DATA EXTRACT:

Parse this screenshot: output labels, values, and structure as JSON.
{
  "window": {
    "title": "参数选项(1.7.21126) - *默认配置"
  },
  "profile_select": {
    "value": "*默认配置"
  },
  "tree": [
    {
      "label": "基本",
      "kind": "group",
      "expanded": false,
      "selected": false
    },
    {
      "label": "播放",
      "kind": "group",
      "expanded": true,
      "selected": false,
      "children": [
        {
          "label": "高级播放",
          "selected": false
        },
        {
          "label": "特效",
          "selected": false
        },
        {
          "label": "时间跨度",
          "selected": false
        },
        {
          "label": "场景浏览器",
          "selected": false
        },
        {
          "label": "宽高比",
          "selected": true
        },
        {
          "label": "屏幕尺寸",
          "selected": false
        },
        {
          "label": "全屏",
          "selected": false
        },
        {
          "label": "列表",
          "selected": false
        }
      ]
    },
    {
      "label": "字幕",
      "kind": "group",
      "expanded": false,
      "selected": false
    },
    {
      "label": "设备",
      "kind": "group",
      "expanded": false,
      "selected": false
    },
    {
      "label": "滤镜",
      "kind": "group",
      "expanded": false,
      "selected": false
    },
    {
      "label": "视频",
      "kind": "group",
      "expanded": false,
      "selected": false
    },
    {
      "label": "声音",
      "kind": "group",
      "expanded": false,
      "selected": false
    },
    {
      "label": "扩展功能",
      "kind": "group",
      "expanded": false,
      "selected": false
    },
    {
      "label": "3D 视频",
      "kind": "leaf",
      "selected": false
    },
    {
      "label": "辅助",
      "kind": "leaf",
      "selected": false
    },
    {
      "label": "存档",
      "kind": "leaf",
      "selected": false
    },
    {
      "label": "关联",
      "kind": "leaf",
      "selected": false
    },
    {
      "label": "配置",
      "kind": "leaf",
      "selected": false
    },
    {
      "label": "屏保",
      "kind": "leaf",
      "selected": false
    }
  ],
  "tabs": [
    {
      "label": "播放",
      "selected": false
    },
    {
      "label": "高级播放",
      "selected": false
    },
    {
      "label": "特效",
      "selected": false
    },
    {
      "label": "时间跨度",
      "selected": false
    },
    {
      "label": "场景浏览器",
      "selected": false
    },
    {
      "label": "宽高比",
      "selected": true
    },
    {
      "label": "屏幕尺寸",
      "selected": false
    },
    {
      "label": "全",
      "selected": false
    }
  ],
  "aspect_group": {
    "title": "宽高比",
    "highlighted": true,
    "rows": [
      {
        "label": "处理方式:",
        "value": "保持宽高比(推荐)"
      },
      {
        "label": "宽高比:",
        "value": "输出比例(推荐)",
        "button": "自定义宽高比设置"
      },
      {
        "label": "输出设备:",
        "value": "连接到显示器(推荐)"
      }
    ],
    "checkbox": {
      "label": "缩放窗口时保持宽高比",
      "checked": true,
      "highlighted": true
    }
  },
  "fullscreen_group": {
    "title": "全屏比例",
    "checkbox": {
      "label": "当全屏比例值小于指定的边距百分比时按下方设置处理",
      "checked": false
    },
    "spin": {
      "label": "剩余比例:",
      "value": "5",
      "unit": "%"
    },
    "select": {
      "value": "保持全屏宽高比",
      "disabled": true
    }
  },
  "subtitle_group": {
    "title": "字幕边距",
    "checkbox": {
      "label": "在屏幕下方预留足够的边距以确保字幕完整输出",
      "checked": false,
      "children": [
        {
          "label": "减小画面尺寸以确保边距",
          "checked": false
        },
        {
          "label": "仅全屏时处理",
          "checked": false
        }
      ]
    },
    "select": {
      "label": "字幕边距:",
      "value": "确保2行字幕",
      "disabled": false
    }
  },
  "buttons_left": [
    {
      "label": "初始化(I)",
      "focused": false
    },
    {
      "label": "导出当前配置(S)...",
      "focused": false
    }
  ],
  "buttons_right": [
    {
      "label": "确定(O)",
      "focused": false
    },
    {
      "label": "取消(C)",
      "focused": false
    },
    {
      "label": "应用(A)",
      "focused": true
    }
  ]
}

PROMPT: Copy out every line in the entries above that holds "checked".

THE RESULT:
      "checked": true,
      "checked": false
      "checked": false,
          "checked": false
          "checked": false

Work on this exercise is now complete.